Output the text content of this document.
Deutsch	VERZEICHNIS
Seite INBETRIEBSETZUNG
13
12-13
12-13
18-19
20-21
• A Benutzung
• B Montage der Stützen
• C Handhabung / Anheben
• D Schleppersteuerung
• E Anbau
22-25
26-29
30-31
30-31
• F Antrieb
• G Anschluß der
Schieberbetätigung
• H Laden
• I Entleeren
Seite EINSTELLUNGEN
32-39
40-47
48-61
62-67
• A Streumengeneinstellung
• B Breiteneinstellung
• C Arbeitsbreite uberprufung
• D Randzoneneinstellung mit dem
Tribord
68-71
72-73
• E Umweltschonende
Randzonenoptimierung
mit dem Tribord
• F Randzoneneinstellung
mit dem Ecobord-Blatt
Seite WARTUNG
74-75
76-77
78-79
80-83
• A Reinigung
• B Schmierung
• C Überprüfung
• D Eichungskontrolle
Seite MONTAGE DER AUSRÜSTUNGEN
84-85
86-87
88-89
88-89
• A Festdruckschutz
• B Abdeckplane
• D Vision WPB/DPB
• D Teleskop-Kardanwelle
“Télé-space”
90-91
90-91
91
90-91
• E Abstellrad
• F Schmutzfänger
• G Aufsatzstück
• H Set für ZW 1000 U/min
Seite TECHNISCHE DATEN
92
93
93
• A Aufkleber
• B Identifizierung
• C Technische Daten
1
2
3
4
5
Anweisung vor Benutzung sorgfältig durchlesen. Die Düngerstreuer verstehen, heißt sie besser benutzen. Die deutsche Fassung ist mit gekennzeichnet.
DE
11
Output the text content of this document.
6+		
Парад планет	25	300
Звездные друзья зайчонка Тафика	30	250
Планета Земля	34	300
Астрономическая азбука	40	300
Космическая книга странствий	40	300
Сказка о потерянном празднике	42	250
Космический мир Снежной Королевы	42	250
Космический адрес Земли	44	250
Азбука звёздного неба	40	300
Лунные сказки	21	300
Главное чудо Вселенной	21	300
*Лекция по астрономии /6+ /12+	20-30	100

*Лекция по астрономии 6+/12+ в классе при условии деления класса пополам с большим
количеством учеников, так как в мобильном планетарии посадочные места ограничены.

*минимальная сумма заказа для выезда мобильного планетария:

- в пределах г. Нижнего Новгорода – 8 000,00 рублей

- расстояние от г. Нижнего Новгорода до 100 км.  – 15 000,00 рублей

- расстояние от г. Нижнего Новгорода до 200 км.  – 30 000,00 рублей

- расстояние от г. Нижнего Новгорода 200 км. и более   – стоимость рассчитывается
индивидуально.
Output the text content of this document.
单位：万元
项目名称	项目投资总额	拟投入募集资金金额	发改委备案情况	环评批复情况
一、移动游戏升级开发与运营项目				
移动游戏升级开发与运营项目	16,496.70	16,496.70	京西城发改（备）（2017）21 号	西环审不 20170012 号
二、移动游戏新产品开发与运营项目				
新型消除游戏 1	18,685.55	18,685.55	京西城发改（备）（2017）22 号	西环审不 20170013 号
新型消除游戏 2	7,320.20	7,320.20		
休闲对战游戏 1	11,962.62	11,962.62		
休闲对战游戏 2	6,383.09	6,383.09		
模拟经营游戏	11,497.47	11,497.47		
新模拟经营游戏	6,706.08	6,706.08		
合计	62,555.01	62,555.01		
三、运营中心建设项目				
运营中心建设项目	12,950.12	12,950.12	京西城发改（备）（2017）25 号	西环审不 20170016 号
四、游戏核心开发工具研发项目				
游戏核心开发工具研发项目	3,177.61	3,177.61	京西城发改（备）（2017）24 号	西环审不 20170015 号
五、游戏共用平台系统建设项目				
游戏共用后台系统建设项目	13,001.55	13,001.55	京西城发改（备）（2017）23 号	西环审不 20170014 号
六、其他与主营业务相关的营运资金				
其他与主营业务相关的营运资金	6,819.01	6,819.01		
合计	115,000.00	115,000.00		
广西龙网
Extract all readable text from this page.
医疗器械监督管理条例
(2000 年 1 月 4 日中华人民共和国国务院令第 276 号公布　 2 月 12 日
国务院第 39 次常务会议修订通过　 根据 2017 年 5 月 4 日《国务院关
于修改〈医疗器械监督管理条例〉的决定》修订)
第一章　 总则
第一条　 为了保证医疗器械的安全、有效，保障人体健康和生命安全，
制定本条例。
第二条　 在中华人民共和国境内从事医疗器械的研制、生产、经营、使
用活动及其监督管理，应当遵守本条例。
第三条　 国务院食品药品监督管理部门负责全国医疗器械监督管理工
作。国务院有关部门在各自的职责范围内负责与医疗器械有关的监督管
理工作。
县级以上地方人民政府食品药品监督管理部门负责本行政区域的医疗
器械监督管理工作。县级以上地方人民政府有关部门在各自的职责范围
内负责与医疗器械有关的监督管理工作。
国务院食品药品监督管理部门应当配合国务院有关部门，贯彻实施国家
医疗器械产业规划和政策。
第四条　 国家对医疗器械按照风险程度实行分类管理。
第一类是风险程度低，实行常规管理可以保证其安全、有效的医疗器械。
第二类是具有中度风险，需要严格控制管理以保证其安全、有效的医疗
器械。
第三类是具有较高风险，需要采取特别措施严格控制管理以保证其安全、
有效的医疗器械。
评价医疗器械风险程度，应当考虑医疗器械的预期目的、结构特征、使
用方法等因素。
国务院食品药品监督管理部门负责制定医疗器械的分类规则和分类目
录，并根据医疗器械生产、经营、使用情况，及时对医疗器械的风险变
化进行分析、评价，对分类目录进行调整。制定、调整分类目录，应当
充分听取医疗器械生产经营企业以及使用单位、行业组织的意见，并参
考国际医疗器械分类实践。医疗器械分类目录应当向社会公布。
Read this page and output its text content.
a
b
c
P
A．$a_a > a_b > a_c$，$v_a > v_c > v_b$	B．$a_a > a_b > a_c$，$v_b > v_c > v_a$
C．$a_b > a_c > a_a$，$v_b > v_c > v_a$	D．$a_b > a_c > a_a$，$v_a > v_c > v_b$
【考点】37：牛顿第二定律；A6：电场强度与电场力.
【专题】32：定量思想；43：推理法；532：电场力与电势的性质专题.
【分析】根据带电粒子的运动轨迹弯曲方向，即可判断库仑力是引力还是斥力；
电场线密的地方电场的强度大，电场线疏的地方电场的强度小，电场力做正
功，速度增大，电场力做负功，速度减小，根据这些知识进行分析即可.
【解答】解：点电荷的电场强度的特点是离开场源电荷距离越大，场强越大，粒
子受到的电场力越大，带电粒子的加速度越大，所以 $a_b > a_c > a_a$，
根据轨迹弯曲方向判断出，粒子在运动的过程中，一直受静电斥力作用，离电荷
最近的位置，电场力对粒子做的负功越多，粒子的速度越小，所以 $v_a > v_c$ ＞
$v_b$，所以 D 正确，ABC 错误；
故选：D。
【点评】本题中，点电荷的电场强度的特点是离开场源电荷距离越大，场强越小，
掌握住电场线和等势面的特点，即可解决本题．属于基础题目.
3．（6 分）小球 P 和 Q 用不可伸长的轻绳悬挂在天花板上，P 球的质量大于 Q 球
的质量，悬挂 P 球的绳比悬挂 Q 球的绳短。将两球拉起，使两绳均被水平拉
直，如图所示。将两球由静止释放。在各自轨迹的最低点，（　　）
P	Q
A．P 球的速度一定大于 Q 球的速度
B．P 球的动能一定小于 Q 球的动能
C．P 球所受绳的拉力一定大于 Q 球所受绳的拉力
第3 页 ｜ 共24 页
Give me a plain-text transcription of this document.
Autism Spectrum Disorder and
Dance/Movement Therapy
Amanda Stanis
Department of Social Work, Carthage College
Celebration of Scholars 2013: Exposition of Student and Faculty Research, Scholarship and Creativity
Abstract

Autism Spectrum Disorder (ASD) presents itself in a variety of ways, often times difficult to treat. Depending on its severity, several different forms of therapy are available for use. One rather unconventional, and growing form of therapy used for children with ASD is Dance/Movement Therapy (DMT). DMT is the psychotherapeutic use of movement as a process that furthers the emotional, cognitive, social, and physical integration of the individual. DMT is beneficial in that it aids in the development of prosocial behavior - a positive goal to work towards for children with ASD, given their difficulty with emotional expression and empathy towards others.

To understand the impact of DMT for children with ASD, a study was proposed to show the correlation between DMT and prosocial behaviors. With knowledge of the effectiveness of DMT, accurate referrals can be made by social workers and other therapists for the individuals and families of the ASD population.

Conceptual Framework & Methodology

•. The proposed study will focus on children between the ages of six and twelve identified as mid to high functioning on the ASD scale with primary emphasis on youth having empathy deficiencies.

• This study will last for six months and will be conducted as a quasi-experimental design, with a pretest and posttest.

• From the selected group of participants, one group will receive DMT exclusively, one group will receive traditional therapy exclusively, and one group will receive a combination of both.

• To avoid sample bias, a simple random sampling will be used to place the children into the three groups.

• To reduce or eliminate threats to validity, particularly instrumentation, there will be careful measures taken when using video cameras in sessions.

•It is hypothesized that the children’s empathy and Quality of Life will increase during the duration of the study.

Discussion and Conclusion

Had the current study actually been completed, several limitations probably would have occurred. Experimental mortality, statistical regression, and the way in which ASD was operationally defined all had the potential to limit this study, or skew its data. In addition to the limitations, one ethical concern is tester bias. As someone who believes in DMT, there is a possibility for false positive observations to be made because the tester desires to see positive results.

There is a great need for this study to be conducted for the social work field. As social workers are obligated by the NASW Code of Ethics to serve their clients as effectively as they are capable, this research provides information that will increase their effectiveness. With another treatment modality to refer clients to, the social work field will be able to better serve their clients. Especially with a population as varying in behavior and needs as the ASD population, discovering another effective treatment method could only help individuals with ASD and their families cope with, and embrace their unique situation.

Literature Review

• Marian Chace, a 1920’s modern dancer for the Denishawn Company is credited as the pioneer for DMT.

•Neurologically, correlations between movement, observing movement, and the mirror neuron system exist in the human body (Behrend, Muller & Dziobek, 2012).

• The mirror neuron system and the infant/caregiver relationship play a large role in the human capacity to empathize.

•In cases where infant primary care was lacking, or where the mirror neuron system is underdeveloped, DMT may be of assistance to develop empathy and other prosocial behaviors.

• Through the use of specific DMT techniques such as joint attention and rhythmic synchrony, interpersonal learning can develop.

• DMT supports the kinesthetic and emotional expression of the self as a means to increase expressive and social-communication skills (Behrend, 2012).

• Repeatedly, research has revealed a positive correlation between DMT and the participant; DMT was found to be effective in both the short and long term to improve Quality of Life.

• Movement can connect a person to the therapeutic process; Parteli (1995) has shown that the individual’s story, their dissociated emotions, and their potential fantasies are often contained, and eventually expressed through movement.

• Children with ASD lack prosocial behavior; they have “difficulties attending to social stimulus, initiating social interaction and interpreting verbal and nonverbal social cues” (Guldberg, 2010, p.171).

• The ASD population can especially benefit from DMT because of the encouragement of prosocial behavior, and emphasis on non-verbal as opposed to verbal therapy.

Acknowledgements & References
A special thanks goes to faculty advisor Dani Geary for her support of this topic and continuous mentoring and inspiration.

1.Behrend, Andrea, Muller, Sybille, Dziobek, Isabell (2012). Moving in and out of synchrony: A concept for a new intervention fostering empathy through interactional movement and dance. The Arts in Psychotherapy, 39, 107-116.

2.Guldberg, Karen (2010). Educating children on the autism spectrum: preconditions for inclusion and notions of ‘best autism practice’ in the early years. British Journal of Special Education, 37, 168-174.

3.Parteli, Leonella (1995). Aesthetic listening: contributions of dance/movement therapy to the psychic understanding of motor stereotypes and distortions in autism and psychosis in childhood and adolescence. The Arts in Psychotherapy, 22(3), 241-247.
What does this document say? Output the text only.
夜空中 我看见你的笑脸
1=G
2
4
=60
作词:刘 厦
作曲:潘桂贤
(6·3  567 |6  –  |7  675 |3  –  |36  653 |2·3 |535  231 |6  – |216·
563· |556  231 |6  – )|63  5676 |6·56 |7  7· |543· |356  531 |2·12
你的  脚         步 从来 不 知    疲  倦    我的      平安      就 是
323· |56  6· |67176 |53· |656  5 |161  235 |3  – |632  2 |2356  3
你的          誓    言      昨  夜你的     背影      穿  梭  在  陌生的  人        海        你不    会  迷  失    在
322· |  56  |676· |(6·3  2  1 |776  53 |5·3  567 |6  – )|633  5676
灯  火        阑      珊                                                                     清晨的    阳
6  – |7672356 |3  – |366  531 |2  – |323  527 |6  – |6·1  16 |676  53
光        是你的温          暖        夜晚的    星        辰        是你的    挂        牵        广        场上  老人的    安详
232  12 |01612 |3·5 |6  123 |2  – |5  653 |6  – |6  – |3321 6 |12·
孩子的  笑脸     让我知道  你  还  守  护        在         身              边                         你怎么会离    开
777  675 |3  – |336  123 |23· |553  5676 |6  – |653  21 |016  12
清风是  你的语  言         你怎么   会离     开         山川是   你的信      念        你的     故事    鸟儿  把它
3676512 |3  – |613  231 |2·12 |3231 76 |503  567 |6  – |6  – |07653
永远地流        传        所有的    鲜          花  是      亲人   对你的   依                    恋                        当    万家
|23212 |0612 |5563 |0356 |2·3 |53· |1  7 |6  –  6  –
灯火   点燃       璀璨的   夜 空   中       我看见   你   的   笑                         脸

+ + + + +

** Task requirements **
Across the data, tally the lines containing "text" and give back the number alone.

** Result below **
7